Dataset items

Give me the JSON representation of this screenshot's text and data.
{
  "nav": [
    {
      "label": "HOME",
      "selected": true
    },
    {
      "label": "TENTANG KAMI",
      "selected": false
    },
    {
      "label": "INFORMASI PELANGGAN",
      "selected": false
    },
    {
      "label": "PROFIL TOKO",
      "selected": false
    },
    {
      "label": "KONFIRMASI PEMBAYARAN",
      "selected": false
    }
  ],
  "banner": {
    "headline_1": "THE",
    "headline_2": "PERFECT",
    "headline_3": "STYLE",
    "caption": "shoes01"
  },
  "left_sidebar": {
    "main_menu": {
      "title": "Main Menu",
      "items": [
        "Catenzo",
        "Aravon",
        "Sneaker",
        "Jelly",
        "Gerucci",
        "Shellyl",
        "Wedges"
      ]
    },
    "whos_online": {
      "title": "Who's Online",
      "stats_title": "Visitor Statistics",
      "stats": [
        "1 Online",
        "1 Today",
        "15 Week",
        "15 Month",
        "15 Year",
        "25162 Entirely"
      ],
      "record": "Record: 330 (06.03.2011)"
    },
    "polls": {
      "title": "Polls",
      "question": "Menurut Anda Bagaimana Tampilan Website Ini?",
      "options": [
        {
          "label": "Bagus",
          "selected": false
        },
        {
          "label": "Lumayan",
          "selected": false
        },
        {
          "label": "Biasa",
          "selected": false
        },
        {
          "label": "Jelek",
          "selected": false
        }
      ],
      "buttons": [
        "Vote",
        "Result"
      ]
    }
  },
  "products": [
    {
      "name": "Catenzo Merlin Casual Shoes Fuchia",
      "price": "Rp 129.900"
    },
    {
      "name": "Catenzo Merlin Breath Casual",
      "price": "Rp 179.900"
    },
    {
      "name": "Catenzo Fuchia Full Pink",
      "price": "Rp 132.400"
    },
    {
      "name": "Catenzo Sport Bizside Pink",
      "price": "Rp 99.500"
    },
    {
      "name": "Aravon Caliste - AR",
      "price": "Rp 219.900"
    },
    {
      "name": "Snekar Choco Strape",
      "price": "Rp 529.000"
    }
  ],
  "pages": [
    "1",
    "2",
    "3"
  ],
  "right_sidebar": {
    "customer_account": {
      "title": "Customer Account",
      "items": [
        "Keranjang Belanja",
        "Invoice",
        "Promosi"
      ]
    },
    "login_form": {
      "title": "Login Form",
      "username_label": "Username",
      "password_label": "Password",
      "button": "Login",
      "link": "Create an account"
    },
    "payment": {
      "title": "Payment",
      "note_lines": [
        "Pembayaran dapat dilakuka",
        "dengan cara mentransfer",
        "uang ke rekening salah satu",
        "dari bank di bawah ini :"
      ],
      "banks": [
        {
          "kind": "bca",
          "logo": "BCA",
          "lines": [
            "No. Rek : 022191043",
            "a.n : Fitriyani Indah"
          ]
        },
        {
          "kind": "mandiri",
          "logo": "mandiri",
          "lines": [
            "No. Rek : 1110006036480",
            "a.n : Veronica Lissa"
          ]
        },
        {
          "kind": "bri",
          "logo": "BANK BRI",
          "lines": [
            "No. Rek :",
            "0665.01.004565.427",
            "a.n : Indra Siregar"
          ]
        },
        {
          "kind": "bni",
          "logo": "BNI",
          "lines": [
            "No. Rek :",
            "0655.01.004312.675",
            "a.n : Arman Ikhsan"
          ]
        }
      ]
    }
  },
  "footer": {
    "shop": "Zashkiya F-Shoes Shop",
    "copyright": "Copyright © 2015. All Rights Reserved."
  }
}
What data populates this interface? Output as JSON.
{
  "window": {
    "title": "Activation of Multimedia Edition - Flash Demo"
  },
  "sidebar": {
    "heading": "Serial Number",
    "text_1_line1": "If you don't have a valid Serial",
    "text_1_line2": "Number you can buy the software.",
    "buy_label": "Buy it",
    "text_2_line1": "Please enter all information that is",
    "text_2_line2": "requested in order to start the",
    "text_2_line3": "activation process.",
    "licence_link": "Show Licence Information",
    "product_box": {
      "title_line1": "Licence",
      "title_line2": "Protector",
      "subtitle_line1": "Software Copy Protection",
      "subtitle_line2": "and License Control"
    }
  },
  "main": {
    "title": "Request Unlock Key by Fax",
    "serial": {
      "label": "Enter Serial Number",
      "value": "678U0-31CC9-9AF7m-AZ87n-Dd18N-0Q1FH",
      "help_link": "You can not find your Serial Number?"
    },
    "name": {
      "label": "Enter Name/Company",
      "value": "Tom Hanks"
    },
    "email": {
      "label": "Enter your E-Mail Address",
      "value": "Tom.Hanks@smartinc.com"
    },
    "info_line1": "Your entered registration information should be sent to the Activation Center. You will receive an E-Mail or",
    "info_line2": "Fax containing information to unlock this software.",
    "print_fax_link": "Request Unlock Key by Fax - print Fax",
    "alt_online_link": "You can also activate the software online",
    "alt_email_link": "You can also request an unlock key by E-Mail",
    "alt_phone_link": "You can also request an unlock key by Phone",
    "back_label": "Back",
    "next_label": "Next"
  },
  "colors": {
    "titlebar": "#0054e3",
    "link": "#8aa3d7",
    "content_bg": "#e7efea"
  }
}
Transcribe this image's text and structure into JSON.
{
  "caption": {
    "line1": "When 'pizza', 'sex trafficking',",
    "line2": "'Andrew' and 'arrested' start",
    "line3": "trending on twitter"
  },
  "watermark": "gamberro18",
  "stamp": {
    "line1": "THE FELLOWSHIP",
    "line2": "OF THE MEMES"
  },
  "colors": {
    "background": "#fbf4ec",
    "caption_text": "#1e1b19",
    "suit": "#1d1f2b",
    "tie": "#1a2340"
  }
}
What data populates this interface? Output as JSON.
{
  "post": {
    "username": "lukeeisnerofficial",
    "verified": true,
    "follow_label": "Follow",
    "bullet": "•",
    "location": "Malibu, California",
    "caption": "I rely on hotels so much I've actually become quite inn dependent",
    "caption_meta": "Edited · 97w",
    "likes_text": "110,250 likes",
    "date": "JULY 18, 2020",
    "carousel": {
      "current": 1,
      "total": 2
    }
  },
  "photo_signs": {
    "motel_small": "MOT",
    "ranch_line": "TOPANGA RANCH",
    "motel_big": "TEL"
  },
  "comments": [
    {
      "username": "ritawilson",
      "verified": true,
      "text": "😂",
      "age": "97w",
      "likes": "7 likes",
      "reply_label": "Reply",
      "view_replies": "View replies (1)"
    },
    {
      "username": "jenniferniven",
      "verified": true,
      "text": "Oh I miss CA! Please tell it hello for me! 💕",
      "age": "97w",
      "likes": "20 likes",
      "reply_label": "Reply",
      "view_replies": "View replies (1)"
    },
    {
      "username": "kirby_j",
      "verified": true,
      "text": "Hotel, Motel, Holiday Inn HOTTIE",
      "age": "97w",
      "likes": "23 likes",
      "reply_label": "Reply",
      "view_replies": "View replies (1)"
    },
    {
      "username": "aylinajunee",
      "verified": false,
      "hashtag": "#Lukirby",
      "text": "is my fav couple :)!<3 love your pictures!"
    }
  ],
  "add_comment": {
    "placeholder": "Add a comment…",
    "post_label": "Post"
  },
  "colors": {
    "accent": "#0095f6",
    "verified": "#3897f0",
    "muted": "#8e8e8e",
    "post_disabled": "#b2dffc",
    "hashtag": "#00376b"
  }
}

◆ Task brief:
Each line of the material above needs to be quoted exactly, please.

◆ Exercise solution:
Give me the JSON representation of this screenshot's text and data.
{
  "nav": [
    {
      "label": "HOME",
      "selected": true
    },
    {
      "label": "TENTANG KAMI",
      "selected": false
    },
    {
      "label": "INFORMASI PELANGGAN",
      "selected": false
    },
    {
      "label": "PROFIL TOKO",
      "selected": false
    },
    {
      "label": "KONFIRMASI PEMBAYARAN",
      "selected": false
    }
  ],
  "banner": {
    "headline_1": "THE",
    "headline_2": "PERFECT",
    "headline_3": "STYLE",
    "caption": "shoes01"
  },
  "left_sidebar": {
    "main_menu": {
      "title": "Main Menu",
      "items": [
        "Catenzo",
        "Aravon",
        "Sneaker",
        "Jelly",
        "Gerucci",
        "Shellyl",
        "Wedges"
      ]
    },
    "whos_online": {
      "title": "Who's Online",
      "stats_title": "Visitor Statistics",
      "stats": [
        "1 Online",
        "1 Today",
        "15 Week",
        "15 Month",
        "15 Year",
        "25162 Entirely"
      ],
      "record": "Record: 330 (06.03.2011)"
    },
    "polls": {
      "title": "Polls",
      "question": "Menurut Anda Bagaimana Tampilan Website Ini?",
      "options": [
        {
          "label": "Bagus",
          "selected": false
        },
        {
          "label": "Lumayan",
          "selected": false
        },
        {
          "label": "Biasa",
          "selected": false
        },
        {
          "label": "Jelek",
          "selected": false
        }
      ],
      "buttons": [
        "Vote",
        "Result"
      ]
    }
  },
  "products": [
    {
      "name": "Catenzo Merlin Casual Shoes Fuchia",
      "price": "Rp 129.900"
    },
    {
      "name": "Catenzo Merlin Breath Casual",
      "price": "Rp 179.900"
    },
    {
      "name": "Catenzo Fuchia Full Pink",
      "price": "Rp 132.400"
    },
    {
      "name": "Catenzo Sport Bizside Pink",
      "price": "Rp 99.500"
    },
    {
      "name": "Aravon Caliste - AR",
      "price": "Rp 219.900"
    },
    {
      "name": "Snekar Choco Strape",
      "price": "Rp 529.000"
    }
  ],
  "pages": [
    "1",
    "2",
    "3"
  ],
  "right_sidebar": {
    "customer_account": {
      "title": "Customer Account",
      "items": [
        "Keranjang Belanja",
        "Invoice",
        "Promosi"
      ]
    },
    "login_form": {
      "title": "Login Form",
      "username_label": "Username",
      "password_label": "Password",
      "button": "Login",
      "link": "Create an account"
    },
    "payment": {
      "title": "Payment",
      "note_lines": [
        "Pembayaran dapat dilakuka",
        "dengan cara mentransfer",
        "uang ke rekening salah satu",
        "dari bank di bawah ini :"
      ],
      "banks": [
        {
          "kind": "bca",
          "logo": "BCA",
          "lines": [
            "No. Rek : 022191043",
            "a.n : Fitriyani Indah"
          ]
        },
        {
          "kind": "mandiri",
          "logo": "mandiri",
          "lines": [
            "No. Rek : 1110006036480",
            "a.n : Veronica Lissa"
          ]
        },
        {
          "kind": "bri",
          "logo": "BANK BRI",
          "lines": [
            "No. Rek :",
            "0665.01.004565.427",
            "a.n : Indra Siregar"
          ]
        },
        {
          "kind": "bni",
          "logo": "BNI",
          "lines": [
            "No. Rek :",
            "0655.01.004312.675",
            "a.n : Arman Ikhsan"
          ]
        }
      ]
    }
  },
  "footer": {
    "shop": "Zashkiya F-Shoes Shop",
    "copyright": "Copyright © 2015. All Rights Reserved."
  }
}
What data populates this interface? Output as JSON.
{
  "window": {
    "title": "Activation of Multimedia Edition - Flash Demo"
  },
  "sidebar": {
    "heading": "Serial Number",
    "text_1_line1": "If you don't have a valid Serial",
    "text_1_line2": "Number you can buy the software.",
    "buy_label": "Buy it",
    "text_2_line1": "Please enter all information that is",
    "text_2_line2": "requested in order to start the",
    "text_2_line3": "activation process.",
    "licence_link": "Show Licence Information",
    "product_box": {
      "title_line1": "Licence",
      "title_line2": "Protector",
      "subtitle_line1": "Software Copy Protection",
      "subtitle_line2": "and License Control"
    }
  },
  "main": {
    "title": "Request Unlock Key by Fax",
    "serial": {
      "label": "Enter Serial Number",
      "value": "678U0-31CC9-9AF7m-AZ87n-Dd18N-0Q1FH",
      "help_link": "You can not find your Serial Number?"
    },
    "name": {
      "label": "Enter Name/Company",
      "value": "Tom Hanks"
    },
    "email": {
      "label": "Enter your E-Mail Address",
      "value": "Tom.Hanks@smartinc.com"
    },
    "info_line1": "Your entered registration information should be sent to the Activation Center. You will receive an E-Mail or",
    "info_line2": "Fax containing information to unlock this software.",
    "print_fax_link": "Request Unlock Key by Fax - print Fax",
    "alt_online_link": "You can also activate the software online",
    "alt_email_link": "You can also request an unlock key by E-Mail",
    "alt_phone_link": "You can also request an unlock key by Phone",
    "back_label": "Back",
    "next_label": "Next"
  },
  "colors": {
    "titlebar": "#0054e3",
    "link": "#8aa3d7",
    "content_bg": "#e7efea"
  }
}
Transcribe this image's text and structure into JSON.
{
  "caption": {
    "line1": "When 'pizza', 'sex trafficking',",
    "line2": "'Andrew' and 'arrested' start",
    "line3": "trending on twitter"
  },
  "watermark": "gamberro18",
  "stamp": {
    "line1": "THE FELLOWSHIP",
    "line2": "OF THE MEMES"
  },
  "colors": {
    "background": "#fbf4ec",
    "caption_text": "#1e1b19",
    "suit": "#1d1f2b",
    "tie": "#1a2340"
  }
}
What data populates this interface? Output as JSON.
{
  "post": {
    "username": "lukeeisnerofficial",
    "verified": true,
    "follow_label": "Follow",
    "bullet": "•",
    "location": "Malibu, California",
    "caption": "I rely on hotels so much I've actually become quite inn dependent",
    "caption_meta": "Edited · 97w",
    "likes_text": "110,250 likes",
    "date": "JULY 18, 2020",
    "carousel": {
      "current": 1,
      "total": 2
    }
  },
  "photo_signs": {
    "motel_small": "MOT",
    "ranch_line": "TOPANGA RANCH",
    "motel_big": "TEL"
  },
  "comments": [
    {
      "username": "ritawilson",
      "verified": true,
      "text": "😂",
      "age": "97w",
      "likes": "7 likes",
      "reply_label": "Reply",
      "view_replies": "View replies (1)"
    },
    {
      "username": "jenniferniven",
      "verified": true,
      "text": "Oh I miss CA! Please tell it hello for me! 💕",
      "age": "97w",
      "likes": "20 likes",
      "reply_label": "Reply",
      "view_replies": "View replies (1)"
    },
    {
      "username": "kirby_j",
      "verified": true,
      "text": "Hotel, Motel, Holiday Inn HOTTIE",
      "age": "97w",
      "likes": "23 likes",
      "reply_label": "Reply",
      "view_replies": "View replies (1)"
    },
    {
      "username": "aylinajunee",
      "verified": false,
      "hashtag": "#Lukirby",
      "text": "is my fav couple :)!<3 love your pictures!"
    }
  ],
  "add_comment": {
    "placeholder": "Add a comment…",
    "post_label": "Post"
  },
  "colors": {
    "accent": "#0095f6",
    "verified": "#3897f0",
    "muted": "#8e8e8e",
    "post_disabled": "#b2dffc",
    "hashtag": "#00376b"
  }
}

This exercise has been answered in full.